SET EXERCISE:
Present every line in which the string "name" appears.

(Figure collection entries)

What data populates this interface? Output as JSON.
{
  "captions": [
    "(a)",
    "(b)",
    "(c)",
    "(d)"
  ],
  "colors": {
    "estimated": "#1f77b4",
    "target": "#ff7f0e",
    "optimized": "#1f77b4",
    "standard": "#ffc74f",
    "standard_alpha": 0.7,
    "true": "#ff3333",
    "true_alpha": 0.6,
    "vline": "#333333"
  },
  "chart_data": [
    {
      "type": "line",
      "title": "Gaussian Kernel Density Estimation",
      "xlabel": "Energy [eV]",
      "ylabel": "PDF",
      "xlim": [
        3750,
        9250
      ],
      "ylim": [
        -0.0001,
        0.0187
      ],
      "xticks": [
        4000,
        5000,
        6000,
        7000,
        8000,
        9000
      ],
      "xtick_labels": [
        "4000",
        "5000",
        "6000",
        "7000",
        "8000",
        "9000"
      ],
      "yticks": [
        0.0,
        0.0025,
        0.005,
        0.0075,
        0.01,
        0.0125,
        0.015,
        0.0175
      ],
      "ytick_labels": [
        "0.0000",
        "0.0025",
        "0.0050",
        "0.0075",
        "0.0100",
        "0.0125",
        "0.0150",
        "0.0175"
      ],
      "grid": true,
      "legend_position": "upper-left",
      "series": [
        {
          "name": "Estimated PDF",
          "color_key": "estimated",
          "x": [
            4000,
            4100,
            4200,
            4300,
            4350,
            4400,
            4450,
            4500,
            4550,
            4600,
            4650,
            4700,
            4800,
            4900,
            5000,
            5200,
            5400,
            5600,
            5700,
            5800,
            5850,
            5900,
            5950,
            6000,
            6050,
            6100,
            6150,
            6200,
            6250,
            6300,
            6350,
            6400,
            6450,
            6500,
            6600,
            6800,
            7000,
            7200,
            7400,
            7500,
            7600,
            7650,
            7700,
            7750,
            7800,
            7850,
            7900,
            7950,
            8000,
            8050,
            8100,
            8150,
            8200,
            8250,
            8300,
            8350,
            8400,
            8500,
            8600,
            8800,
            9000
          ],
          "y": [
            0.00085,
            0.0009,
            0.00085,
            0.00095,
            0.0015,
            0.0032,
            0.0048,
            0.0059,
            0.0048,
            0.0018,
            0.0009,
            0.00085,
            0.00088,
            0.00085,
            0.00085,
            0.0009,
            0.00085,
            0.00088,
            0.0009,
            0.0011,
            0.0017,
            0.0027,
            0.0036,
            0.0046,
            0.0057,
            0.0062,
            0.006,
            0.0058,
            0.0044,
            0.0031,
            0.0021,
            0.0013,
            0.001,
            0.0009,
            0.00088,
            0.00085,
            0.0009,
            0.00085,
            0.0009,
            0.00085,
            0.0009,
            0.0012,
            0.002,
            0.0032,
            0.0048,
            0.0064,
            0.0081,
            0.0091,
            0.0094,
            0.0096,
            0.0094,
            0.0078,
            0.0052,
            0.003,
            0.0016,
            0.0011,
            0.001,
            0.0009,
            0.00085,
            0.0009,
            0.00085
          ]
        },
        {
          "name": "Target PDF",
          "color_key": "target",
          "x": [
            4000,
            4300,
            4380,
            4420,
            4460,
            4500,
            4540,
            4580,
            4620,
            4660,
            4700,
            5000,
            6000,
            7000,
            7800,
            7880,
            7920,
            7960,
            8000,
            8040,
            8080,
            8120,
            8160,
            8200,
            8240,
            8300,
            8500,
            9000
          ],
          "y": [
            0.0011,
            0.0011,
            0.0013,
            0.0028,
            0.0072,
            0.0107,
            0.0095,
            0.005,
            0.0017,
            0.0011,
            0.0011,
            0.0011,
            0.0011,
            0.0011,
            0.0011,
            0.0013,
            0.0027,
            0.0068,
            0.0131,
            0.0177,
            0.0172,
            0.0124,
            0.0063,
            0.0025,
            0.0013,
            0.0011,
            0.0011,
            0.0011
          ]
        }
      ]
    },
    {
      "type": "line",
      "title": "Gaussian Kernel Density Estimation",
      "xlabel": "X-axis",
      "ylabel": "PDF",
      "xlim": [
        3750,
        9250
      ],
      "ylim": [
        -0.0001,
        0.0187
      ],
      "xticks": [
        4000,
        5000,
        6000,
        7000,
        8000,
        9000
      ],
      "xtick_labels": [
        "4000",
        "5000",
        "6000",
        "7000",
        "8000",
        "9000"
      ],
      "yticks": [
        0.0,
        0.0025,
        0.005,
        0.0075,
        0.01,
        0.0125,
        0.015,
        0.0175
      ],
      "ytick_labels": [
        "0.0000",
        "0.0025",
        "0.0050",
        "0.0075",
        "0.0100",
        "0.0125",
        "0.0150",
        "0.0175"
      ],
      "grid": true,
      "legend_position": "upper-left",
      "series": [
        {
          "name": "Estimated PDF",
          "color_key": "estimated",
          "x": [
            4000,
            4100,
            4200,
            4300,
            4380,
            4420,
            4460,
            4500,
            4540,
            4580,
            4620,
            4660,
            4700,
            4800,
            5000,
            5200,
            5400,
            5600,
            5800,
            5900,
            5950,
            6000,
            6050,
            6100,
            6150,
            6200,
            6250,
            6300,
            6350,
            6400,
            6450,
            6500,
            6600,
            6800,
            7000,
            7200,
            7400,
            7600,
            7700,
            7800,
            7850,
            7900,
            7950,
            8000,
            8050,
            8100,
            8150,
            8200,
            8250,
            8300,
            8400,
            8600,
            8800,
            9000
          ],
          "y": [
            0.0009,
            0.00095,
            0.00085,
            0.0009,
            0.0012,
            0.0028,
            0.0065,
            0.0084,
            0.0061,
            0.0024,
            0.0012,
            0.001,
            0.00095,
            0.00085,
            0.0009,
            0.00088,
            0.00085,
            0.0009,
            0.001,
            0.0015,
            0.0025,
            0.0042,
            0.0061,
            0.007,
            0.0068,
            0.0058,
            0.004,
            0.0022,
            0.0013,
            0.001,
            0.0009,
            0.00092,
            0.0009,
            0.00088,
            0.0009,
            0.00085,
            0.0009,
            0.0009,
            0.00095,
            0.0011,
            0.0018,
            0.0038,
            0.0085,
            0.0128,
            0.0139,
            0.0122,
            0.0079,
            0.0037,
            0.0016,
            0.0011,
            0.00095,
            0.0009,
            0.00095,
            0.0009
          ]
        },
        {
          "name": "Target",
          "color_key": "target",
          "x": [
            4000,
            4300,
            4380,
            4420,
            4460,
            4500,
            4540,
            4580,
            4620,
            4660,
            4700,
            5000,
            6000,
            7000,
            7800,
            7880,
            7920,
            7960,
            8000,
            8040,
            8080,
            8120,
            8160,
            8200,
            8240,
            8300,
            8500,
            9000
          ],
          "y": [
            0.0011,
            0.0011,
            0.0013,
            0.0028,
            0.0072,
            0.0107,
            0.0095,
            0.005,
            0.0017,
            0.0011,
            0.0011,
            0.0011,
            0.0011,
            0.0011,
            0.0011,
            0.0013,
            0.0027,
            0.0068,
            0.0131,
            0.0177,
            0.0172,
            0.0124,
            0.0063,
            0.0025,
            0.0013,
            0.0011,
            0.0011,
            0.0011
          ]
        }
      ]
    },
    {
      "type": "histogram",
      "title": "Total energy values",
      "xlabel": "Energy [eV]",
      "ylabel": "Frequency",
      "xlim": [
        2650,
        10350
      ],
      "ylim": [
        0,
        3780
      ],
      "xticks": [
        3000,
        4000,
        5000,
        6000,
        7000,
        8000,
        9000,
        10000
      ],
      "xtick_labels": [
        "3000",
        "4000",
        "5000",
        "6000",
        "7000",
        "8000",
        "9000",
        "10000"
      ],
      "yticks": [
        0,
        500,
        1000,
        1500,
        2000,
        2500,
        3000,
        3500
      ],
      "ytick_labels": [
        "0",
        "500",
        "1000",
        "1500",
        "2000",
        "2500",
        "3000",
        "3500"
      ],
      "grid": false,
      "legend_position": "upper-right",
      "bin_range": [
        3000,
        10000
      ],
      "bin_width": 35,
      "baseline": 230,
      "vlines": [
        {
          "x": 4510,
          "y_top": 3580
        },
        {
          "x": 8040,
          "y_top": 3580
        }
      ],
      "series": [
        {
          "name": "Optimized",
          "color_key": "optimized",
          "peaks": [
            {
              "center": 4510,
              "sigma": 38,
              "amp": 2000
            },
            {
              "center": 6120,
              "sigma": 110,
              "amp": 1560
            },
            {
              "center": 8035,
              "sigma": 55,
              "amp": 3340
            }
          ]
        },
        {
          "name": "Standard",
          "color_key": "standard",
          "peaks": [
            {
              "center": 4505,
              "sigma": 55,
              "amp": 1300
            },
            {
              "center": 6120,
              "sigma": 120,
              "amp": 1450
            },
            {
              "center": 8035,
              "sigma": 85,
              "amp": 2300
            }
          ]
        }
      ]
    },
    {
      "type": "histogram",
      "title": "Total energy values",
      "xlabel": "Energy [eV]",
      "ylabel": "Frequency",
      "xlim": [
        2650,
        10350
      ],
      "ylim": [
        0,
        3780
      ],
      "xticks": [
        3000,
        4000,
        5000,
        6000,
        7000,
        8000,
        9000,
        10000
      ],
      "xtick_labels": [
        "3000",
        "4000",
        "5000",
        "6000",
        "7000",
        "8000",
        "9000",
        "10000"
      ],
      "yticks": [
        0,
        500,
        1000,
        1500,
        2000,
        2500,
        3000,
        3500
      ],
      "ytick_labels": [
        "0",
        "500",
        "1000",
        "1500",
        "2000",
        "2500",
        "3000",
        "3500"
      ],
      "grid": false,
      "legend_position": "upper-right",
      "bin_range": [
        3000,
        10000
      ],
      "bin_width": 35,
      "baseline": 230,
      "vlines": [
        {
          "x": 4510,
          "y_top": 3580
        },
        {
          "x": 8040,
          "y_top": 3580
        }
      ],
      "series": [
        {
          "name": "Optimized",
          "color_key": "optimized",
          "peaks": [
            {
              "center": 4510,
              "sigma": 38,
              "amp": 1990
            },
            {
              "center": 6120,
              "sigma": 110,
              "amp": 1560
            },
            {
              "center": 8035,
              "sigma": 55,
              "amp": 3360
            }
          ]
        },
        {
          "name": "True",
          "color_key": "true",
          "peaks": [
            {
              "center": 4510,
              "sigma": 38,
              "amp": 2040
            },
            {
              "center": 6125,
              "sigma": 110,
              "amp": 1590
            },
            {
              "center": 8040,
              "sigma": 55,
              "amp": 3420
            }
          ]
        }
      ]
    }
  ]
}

WRITTEN ANSWER:
          "name": "Estimated PDF",
          "name": "Target PDF",
          "name": "Estimated PDF",
          "name": "Target",
          "name": "Optimized",
          "name": "Standard",
          "name": "Optimized",
          "name": "True",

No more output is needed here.